<<<<

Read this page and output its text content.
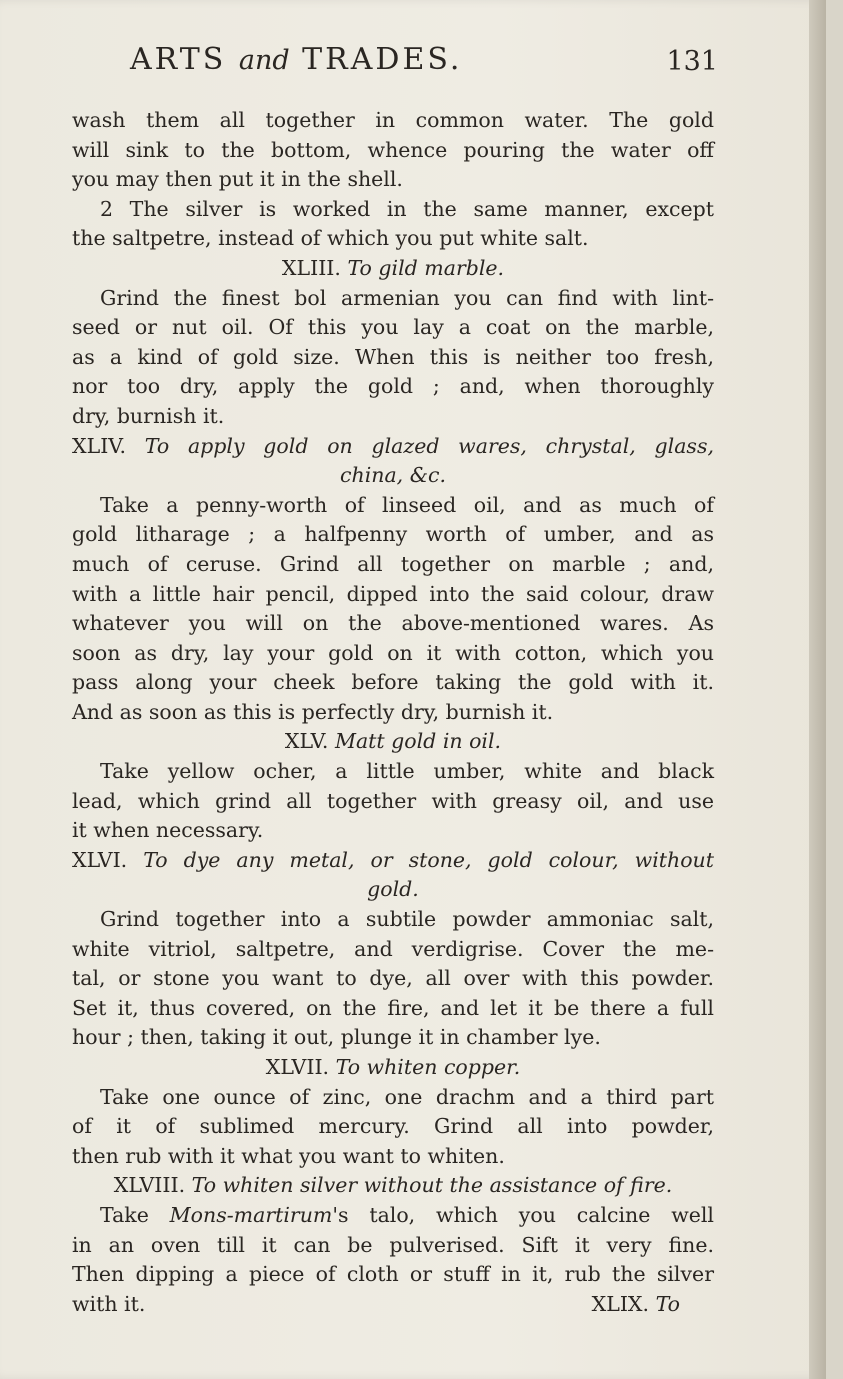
ARTS and TRADES.	131
wash them all together in common water. The gold
will sink to the bottom, whence pouring the water off
you may then put it in the shell.
2 The silver is worked in the same manner, except
the saltpetre, instead of which you put white salt.
XLIII. To gild marble.
Grind the finest bol armenian you can find with lint-
seed or nut oil. Of this you lay a coat on the marble,
as a kind of gold size. When this is neither too fresh,
nor too dry, apply the gold ; and, when thoroughly
dry, burnish it.
XLIV. To apply gold on glazed wares, chrystal, glass,
china, &c.
Take a penny-worth of linseed oil, and as much of
gold litharage ; a halfpenny worth of umber, and as
much of ceruse. Grind all together on marble ; and,
with a little hair pencil, dipped into the said colour, draw
whatever you will on the above-mentioned wares. As
soon as dry, lay your gold on it with cotton, which you
pass along your cheek before taking the gold with it.
And as soon as this is perfectly dry, burnish it.
XLV. Matt gold in oil.
Take yellow ocher, a little umber, white and black
lead, which grind all together with greasy oil, and use
it when necessary.
XLVI. To dye any metal, or stone, gold colour, without
gold.
Grind together into a subtile powder ammoniac salt,
white vitriol, saltpetre, and verdigrise. Cover the me-
tal, or stone you want to dye, all over with this powder.
Set it, thus covered, on the fire, and let it be there a full
hour ; then, taking it out, plunge it in chamber lye.
XLVII. To whiten copper.
Take one ounce of zinc, one drachm and a third part
of it of sublimed mercury. Grind all into powder,
then rub with it what you want to whiten.
XLVIII. To whiten silver without the assistance of fire.
Take Mons-martirum's talo, which you calcine well
in an oven till it can be pulverised. Sift it very fine.
Then dipping a piece of cloth or stuff in it, rub the silver
with it.	XLIX. To
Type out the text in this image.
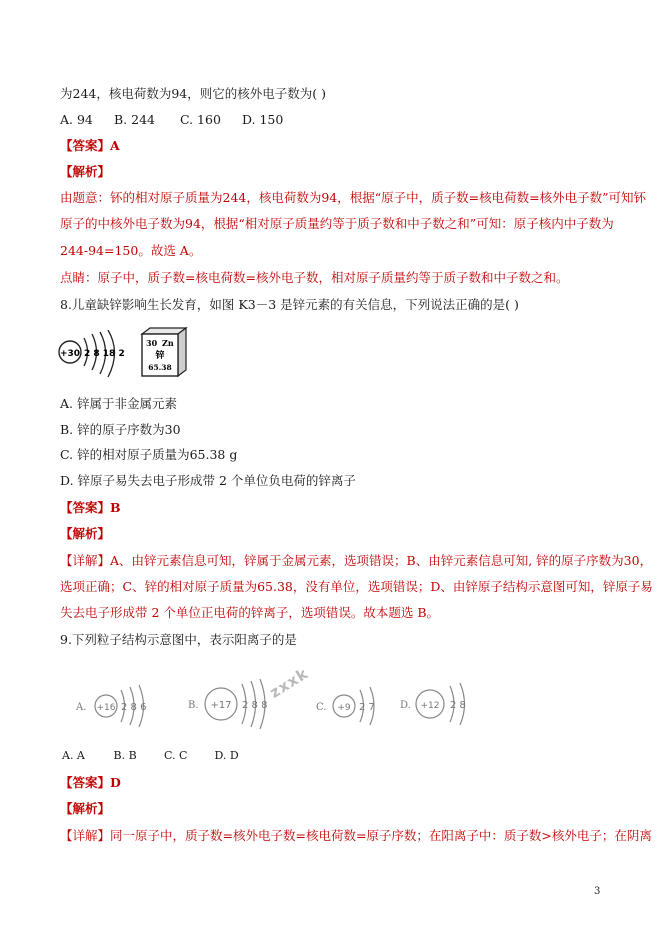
为244，核电荷数为94，则它的核外电子数为( )
A. 94 B. 244 C. 160 D. 150
【答案】A
【解析】
由题意：钚的相对原子质量为244，核电荷数为94，根据“原子中，质子数=核电荷数=核外电子数”可知钚
原子的中核外电子数为94，根据“相对原子质量约等于质子数和中子数之和”可知：原子核内中子数为
244-94=150。故选 A。
点睛：原子中，质子数=核电荷数=核外电子数，相对原子质量约等于质子数和中子数之和。
8.儿童缺锌影响生长发育，如图 K3－3 是锌元素的有关信息，下列说法正确的是( )
+30 2 8 18 2
30 Zn
锌
65.38
A. 锌属于非金属元素
B. 锌的原子序数为30
C. 锌的相对原子质量为65.38 g
D. 锌原子易失去电子形成带 2 个单位负电荷的锌离子
【答案】B
【解析】
【详解】A、由锌元素信息可知，锌属于金属元素，选项错误；B、由锌元素信息可知, 锌的原子序数为30，
选项正确；C、锌的相对原子质量为65.38，没有单位，选项错误；D、由锌原子结构示意图可知，锌原子易
失去电子形成带 2 个单位正电荷的锌离子，选项错误。故本题选 B。
9.下列粒子结构示意图中，表示阳离子的是
A. +16 2 8 6	B. +17 2 8 8
zxxk
C. +9 2 7	D. +12 2 8
A. A	B. B C. C D. D
【答案】D
【解析】
【详解】同一原子中，质子数=核外电子数=核电荷数=原子序数；在阳离子中：质子数>核外电子；在阴离
3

>>>>

WRITTEN EXERCISE => The listing above needs to be output again exactly. Don't include the pictures.

EXERCISE RESPONSE =>
Read this page and output its text content.
ARTS and TRADES.	131
wash them all together in common water. The gold
will sink to the bottom, whence pouring the water off
you may then put it in the shell.
2 The silver is worked in the same manner, except
the saltpetre, instead of which you put white salt.
XLIII. To gild marble.
Grind the finest bol armenian you can find with lint-
seed or nut oil. Of this you lay a coat on the marble,
as a kind of gold size. When this is neither too fresh,
nor too dry, apply the gold ; and, when thoroughly
dry, burnish it.
XLIV. To apply gold on glazed wares, chrystal, glass,
china, &c.
Take a penny-worth of linseed oil, and as much of
gold litharage ; a halfpenny worth of umber, and as
much of ceruse. Grind all together on marble ; and,
with a little hair pencil, dipped into the said colour, draw
whatever you will on the above-mentioned wares. As
soon as dry, lay your gold on it with cotton, which you
pass along your cheek before taking the gold with it.
And as soon as this is perfectly dry, burnish it.
XLV. Matt gold in oil.
Take yellow ocher, a little umber, white and black
lead, which grind all together with greasy oil, and use
it when necessary.
XLVI. To dye any metal, or stone, gold colour, without
gold.
Grind together into a subtile powder ammoniac salt,
white vitriol, saltpetre, and verdigrise. Cover the me-
tal, or stone you want to dye, all over with this powder.
Set it, thus covered, on the fire, and let it be there a full
hour ; then, taking it out, plunge it in chamber lye.
XLVII. To whiten copper.
Take one ounce of zinc, one drachm and a third part
of it of sublimed mercury. Grind all into powder,
then rub with it what you want to whiten.
XLVIII. To whiten silver without the assistance of fire.
Take Mons-martirum's talo, which you calcine well
in an oven till it can be pulverised. Sift it very fine.
Then dipping a piece of cloth or stuff in it, rub the silver
with it.	XLIX. To
Type out the text in this image.
为244，核电荷数为94，则它的核外电子数为( )
A. 94 B. 244 C. 160 D. 150
【答案】A
【解析】
由题意：钚的相对原子质量为244，核电荷数为94，根据“原子中，质子数=核电荷数=核外电子数”可知钚
原子的中核外电子数为94，根据“相对原子质量约等于质子数和中子数之和”可知：原子核内中子数为
244-94=150。故选 A。
点睛：原子中，质子数=核电荷数=核外电子数，相对原子质量约等于质子数和中子数之和。
8.儿童缺锌影响生长发育，如图 K3－3 是锌元素的有关信息，下列说法正确的是( )
+30 2 8 18 2
30 Zn
锌
65.38
A. 锌属于非金属元素
B. 锌的原子序数为30
C. 锌的相对原子质量为65.38 g
D. 锌原子易失去电子形成带 2 个单位负电荷的锌离子
【答案】B
【解析】
【详解】A、由锌元素信息可知，锌属于金属元素，选项错误；B、由锌元素信息可知, 锌的原子序数为30，
选项正确；C、锌的相对原子质量为65.38，没有单位，选项错误；D、由锌原子结构示意图可知，锌原子易
失去电子形成带 2 个单位正电荷的锌离子，选项错误。故本题选 B。
9.下列粒子结构示意图中，表示阳离子的是
A. +16 2 8 6	B. +17 2 8 8
zxxk
C. +9 2 7	D. +12 2 8
A. A	B. B C. C D. D
【答案】D
【解析】
【详解】同一原子中，质子数=核外电子数=核电荷数=原子序数；在阳离子中：质子数>核外电子；在阴离
3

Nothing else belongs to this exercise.